EXERCISE INSTRUCTIONS: Copy all lines that contain the word "this".

## BEGIN EXTRACTED MATERIAL

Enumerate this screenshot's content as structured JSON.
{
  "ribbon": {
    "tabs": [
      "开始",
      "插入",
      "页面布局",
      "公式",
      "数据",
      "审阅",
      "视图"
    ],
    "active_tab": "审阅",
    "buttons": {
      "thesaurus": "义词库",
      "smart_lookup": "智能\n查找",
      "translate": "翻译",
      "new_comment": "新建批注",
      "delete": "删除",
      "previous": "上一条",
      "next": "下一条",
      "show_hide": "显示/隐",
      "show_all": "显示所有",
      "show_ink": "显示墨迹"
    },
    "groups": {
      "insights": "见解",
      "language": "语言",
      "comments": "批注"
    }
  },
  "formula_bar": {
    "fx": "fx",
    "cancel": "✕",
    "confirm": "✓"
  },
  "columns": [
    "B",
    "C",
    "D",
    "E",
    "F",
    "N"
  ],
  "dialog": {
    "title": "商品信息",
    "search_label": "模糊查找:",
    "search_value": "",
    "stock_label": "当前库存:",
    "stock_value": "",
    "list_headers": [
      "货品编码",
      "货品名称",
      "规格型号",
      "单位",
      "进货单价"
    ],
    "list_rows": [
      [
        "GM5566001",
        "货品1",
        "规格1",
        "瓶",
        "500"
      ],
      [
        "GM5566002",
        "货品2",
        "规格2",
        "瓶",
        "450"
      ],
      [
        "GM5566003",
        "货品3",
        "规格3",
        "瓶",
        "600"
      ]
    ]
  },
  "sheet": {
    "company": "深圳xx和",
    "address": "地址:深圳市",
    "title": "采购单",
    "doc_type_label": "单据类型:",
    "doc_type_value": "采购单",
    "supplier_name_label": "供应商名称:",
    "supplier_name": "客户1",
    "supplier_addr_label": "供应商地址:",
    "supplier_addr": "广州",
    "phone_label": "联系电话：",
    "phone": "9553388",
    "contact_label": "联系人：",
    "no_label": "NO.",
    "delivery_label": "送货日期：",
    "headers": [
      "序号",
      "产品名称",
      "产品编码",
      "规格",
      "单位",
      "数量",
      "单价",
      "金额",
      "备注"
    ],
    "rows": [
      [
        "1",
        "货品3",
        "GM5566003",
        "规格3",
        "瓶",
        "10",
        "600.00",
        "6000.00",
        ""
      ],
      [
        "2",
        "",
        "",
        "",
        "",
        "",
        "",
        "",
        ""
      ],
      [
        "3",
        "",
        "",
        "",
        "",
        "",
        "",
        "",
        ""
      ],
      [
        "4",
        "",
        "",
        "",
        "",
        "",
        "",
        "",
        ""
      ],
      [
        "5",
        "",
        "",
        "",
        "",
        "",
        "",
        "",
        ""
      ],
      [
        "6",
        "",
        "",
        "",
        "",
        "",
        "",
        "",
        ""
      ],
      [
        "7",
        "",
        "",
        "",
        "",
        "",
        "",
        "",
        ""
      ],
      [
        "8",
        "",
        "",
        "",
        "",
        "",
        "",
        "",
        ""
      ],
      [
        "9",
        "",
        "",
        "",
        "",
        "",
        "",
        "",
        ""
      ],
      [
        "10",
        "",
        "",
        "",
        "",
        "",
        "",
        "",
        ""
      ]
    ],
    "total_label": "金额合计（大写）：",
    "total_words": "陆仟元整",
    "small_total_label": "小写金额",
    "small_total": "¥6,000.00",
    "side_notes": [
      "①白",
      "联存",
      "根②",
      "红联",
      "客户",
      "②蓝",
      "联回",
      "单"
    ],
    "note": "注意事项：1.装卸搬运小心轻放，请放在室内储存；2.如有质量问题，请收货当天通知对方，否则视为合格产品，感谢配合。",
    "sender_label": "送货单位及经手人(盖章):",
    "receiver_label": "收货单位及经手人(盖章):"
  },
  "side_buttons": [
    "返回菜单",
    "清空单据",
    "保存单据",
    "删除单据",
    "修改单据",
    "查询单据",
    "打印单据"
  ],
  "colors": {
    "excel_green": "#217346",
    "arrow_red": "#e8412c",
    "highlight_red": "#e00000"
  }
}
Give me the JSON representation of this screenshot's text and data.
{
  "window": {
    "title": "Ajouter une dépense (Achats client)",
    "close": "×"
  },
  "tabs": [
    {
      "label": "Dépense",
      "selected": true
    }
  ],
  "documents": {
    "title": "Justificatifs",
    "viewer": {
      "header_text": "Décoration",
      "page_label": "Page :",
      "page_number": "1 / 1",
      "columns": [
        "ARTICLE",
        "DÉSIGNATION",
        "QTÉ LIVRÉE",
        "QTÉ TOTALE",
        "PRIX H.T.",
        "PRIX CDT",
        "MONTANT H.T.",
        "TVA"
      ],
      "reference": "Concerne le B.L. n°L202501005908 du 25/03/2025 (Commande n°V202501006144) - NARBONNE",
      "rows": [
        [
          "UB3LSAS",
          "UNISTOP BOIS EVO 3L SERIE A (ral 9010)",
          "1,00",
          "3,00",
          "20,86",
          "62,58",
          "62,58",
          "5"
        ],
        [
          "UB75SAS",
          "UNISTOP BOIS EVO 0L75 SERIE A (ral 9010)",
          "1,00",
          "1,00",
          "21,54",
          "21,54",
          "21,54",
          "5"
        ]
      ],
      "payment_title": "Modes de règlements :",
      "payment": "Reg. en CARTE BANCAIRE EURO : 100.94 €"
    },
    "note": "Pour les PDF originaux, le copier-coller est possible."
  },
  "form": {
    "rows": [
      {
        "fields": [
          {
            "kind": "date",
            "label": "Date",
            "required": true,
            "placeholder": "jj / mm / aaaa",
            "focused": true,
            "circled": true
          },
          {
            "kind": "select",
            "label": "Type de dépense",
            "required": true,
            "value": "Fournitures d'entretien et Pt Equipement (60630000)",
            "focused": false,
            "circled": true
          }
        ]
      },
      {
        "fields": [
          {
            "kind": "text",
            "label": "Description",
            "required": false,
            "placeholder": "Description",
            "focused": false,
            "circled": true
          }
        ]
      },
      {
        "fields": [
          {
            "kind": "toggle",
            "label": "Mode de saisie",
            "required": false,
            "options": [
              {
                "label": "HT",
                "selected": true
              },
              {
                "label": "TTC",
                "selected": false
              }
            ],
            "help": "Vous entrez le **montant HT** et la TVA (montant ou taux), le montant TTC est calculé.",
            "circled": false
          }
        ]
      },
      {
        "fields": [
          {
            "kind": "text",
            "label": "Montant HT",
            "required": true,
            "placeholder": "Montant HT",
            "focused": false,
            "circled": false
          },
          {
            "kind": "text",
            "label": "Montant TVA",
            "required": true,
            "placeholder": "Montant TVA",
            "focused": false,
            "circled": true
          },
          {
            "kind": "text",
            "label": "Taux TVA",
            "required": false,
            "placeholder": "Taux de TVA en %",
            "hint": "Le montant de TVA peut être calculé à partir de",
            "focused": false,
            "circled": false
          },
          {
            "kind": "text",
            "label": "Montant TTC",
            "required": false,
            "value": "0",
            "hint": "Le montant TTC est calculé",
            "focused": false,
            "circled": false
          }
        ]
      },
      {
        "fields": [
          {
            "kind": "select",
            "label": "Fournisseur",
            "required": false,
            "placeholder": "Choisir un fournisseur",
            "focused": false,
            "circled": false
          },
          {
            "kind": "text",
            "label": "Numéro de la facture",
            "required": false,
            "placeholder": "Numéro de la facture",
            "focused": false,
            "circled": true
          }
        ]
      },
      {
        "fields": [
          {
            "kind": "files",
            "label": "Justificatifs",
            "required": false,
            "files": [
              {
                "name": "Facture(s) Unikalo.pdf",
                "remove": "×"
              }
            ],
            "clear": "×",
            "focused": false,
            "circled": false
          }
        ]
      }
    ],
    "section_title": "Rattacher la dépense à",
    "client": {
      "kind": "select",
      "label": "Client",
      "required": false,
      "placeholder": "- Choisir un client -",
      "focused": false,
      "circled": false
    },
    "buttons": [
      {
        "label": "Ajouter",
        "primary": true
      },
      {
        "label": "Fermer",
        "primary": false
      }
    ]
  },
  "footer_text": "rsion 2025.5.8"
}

## END EXTRACTED MATERIAL

RESULT BELOW:
Enumerate this screenshot's content as structured JSON.
Give me the JSON representation of this screenshot's text and data.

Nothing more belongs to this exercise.